◆ EXERCISE REQUIREMENTS
Scan the records for the word "model". Copy each line that includes it.

## BEGIN DATA IN THIS EXERCISE

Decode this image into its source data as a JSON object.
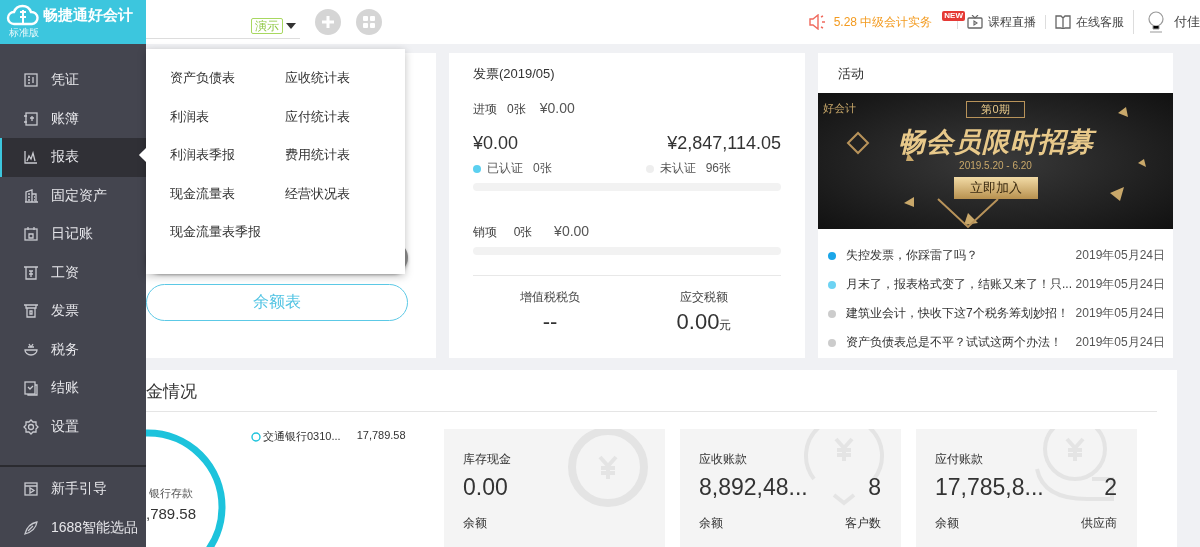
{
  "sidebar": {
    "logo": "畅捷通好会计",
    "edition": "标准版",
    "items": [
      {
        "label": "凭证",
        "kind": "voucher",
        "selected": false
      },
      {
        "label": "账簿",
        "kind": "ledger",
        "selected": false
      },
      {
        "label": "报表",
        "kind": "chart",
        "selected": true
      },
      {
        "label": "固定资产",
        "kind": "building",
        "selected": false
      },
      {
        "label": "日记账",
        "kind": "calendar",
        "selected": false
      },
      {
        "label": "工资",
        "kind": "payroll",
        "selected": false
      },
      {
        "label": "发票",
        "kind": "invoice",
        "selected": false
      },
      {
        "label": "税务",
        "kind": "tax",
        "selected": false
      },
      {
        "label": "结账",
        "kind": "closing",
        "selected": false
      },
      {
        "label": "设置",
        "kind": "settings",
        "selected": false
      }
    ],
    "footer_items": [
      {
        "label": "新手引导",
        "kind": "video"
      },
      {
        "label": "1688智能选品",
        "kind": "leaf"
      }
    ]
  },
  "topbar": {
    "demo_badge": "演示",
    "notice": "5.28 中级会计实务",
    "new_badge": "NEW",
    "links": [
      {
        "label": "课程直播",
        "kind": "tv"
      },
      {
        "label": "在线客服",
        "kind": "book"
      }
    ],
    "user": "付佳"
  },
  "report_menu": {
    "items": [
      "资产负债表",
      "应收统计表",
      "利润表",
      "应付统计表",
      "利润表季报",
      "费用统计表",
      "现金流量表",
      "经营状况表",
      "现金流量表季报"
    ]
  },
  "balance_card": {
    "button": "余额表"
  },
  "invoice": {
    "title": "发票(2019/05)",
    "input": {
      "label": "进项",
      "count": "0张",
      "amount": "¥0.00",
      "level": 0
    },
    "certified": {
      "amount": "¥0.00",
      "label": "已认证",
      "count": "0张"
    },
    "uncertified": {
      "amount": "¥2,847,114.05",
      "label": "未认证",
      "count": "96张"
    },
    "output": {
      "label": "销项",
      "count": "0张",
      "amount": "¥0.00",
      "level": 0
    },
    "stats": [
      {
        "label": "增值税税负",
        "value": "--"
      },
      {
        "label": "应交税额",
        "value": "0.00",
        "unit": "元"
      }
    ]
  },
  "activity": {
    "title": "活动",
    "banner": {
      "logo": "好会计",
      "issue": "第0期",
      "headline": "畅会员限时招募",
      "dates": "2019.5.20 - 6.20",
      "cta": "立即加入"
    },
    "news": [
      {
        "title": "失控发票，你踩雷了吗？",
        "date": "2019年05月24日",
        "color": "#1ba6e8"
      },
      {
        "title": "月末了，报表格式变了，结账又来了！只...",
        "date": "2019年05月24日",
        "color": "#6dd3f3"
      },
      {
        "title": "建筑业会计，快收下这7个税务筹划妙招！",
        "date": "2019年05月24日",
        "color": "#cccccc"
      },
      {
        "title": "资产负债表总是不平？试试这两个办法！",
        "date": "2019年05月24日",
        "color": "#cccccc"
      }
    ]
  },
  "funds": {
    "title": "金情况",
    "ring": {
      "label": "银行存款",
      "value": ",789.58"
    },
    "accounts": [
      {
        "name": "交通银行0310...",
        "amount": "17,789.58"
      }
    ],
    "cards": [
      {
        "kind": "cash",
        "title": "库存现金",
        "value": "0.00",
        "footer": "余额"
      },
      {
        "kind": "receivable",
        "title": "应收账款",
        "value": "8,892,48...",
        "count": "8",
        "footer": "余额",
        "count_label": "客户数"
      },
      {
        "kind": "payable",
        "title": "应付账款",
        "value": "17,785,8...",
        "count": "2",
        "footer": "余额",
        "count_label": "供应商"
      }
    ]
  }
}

## END DATA IN THIS EXERCISE
## BEGIN DATA IN THIS EXERCISE

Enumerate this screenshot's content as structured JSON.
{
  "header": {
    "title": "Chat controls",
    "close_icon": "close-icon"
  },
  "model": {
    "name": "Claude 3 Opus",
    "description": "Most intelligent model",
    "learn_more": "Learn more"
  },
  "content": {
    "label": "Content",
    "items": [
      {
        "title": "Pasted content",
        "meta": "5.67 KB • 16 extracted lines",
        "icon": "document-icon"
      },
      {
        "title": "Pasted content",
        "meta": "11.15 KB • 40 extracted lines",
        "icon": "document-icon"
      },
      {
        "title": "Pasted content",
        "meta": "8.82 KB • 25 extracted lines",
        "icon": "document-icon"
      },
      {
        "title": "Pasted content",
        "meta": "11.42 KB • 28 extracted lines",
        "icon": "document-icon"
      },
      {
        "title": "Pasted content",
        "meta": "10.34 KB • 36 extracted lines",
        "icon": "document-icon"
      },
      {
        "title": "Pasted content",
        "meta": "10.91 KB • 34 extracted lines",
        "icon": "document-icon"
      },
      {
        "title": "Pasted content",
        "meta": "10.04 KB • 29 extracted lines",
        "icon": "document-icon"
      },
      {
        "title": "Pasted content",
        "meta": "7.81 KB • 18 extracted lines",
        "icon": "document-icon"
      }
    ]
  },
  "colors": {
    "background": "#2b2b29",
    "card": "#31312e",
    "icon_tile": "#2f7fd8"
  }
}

## END DATA IN THIS EXERCISE

◆ RESPONSE BELOW
  "model": {
    "description": "Most intelligent model",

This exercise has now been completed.